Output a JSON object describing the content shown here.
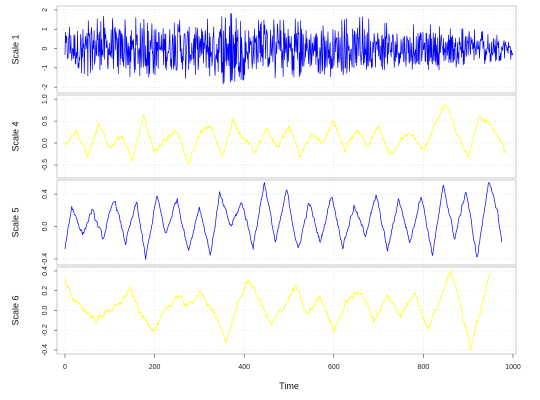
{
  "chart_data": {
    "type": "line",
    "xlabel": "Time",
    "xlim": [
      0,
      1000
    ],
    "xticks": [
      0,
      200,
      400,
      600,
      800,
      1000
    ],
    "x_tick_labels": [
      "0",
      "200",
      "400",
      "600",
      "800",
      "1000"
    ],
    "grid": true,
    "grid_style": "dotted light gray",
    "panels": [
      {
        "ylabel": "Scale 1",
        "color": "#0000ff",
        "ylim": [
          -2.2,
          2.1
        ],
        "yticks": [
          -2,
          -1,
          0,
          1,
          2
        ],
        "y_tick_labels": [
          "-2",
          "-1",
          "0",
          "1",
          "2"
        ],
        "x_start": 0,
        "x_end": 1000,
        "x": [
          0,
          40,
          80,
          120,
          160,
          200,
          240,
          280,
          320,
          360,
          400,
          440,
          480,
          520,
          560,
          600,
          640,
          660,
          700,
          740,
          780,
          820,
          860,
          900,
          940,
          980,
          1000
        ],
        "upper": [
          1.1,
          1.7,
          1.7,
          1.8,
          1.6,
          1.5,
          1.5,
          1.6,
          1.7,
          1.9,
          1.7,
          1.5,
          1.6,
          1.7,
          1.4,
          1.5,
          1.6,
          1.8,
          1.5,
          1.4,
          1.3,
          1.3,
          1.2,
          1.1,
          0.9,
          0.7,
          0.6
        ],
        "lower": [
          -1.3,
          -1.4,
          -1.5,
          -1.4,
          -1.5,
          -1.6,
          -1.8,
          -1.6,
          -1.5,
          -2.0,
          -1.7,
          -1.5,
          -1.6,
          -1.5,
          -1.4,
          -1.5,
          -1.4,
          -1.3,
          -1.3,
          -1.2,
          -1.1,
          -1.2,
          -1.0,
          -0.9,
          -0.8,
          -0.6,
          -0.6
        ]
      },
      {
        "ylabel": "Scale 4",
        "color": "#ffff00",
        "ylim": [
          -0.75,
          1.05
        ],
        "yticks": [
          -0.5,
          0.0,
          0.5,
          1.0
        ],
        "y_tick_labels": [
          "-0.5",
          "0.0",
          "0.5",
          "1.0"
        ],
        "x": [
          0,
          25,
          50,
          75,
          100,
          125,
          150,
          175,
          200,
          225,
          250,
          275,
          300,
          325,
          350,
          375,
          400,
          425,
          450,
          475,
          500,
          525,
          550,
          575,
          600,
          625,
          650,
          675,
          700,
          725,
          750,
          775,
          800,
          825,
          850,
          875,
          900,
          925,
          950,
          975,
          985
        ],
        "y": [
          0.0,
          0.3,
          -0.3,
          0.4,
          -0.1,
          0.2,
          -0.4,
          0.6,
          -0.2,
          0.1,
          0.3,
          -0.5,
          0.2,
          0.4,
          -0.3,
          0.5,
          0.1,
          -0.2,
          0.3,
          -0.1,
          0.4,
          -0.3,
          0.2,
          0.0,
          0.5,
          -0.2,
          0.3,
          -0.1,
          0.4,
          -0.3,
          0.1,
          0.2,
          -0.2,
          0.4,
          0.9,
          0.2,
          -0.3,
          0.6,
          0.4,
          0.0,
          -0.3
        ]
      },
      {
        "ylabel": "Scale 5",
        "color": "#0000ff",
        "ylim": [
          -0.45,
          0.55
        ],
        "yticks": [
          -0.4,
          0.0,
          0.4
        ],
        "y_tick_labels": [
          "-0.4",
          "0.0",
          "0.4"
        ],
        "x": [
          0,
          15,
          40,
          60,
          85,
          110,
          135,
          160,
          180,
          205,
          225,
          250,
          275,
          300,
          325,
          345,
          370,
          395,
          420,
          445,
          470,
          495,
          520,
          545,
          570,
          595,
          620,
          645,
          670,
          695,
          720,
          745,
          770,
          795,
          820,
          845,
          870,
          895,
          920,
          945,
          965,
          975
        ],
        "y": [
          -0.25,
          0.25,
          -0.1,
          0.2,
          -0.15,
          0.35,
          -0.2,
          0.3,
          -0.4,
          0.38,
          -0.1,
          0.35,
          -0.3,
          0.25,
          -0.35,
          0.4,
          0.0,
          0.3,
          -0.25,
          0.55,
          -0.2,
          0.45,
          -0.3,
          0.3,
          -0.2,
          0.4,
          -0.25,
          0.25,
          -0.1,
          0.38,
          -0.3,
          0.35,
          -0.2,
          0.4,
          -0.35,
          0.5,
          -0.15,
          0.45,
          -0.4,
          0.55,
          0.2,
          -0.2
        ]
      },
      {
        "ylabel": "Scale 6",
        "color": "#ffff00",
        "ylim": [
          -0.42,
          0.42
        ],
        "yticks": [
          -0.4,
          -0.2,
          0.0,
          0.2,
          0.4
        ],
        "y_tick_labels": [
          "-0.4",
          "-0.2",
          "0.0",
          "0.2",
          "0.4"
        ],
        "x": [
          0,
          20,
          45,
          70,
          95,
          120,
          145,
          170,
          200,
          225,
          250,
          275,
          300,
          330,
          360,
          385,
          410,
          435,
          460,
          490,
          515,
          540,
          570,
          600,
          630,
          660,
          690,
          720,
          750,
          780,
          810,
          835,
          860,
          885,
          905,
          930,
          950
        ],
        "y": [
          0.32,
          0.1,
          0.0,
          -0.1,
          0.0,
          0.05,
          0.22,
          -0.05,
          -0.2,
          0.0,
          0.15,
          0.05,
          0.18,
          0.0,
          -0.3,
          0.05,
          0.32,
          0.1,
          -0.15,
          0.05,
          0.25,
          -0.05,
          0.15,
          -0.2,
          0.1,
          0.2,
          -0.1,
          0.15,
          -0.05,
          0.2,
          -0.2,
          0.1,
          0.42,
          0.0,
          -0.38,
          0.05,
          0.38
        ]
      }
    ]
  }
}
□ □ □
--- WHAT IS BEING ASKED ---
Report only how many lines in the entries contain "ylabel".

--- THE REPLY ---
4